* _TASK TO CARRY OUT_: From the start of the records through the line that contains "Text: Level 3", substitute "accept/reject" for every "pass/fail" and reproduce those lines with nothing else altered.
|---|
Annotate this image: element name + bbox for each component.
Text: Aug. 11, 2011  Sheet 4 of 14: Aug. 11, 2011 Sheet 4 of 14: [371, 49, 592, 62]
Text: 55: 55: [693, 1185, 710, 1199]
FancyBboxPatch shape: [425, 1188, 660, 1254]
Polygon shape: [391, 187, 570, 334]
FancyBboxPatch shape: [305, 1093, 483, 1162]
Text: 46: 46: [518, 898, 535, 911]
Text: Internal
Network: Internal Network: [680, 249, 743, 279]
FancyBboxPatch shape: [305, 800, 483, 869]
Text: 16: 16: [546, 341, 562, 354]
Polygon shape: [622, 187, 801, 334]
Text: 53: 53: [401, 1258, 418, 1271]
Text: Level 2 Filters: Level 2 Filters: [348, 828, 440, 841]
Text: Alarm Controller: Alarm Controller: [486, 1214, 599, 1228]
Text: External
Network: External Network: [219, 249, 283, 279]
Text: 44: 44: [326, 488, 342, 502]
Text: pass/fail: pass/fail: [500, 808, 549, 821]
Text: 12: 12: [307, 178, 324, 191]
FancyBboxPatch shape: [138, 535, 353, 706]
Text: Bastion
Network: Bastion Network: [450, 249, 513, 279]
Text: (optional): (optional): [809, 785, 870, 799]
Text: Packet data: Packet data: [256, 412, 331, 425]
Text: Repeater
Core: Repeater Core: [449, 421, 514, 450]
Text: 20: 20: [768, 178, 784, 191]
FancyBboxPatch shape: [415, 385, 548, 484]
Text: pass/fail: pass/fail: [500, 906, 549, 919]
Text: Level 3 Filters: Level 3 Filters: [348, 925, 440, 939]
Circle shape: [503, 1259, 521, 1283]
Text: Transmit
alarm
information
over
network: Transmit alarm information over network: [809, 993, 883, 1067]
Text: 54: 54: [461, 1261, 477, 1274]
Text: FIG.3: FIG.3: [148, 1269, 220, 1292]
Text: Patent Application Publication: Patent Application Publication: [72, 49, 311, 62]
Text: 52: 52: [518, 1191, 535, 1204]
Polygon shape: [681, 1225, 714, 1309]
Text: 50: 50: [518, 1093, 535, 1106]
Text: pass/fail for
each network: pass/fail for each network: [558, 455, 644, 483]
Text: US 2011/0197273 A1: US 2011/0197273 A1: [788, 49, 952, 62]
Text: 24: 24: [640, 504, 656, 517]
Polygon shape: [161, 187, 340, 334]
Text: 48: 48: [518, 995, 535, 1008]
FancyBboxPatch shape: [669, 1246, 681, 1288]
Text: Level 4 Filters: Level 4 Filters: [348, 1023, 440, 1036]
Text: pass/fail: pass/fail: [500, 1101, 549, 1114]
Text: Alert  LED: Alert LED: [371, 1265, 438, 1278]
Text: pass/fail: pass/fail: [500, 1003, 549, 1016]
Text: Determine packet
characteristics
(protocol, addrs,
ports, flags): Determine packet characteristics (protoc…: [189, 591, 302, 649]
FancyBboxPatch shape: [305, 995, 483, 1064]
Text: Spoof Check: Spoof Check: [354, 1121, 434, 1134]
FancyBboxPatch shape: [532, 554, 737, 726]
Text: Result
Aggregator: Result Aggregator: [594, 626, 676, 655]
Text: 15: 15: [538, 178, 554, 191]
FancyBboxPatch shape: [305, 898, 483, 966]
|---|
* _RESPONSE TO THE TASK_:
Annotate this image: element name + bbox for each component.
Text: Aug. 11, 2011  Sheet 4 of 14: Aug. 11, 2011 Sheet 4 of 14: [371, 49, 592, 62]
Text: 55: 55: [693, 1185, 710, 1199]
FancyBboxPatch shape: [425, 1188, 660, 1254]
Polygon shape: [391, 187, 570, 334]
FancyBboxPatch shape: [305, 1093, 483, 1162]
Text: 46: 46: [518, 898, 535, 911]
Text: Internal
Network: Internal Network: [680, 249, 743, 279]
FancyBboxPatch shape: [305, 800, 483, 869]
Text: 16: 16: [546, 341, 562, 354]
Polygon shape: [622, 187, 801, 334]
Text: 53: 53: [401, 1258, 418, 1271]
Text: Level 2 Filters: Level 2 Filters: [348, 828, 440, 841]
Text: Alarm Controller: Alarm Controller: [486, 1214, 599, 1228]
Text: External
Network: External Network: [219, 249, 283, 279]
Text: 44: 44: [326, 488, 342, 502]
Text: accept/reject: accept/reject: [500, 808, 549, 821]
Text: 12: 12: [307, 178, 324, 191]
FancyBboxPatch shape: [138, 535, 353, 706]
Text: Bastion
Network: Bastion Network: [450, 249, 513, 279]
Text: (optional): (optional): [809, 785, 870, 799]
Text: Packet data: Packet data: [256, 412, 331, 425]
Text: Repeater
Core: Repeater Core: [449, 421, 514, 450]
Text: 20: 20: [768, 178, 784, 191]
FancyBboxPatch shape: [415, 385, 548, 484]
Text: accept/reject: accept/reject: [500, 906, 549, 919]
Text: Level 3 Filters: Level 3 Filters: [348, 925, 440, 939]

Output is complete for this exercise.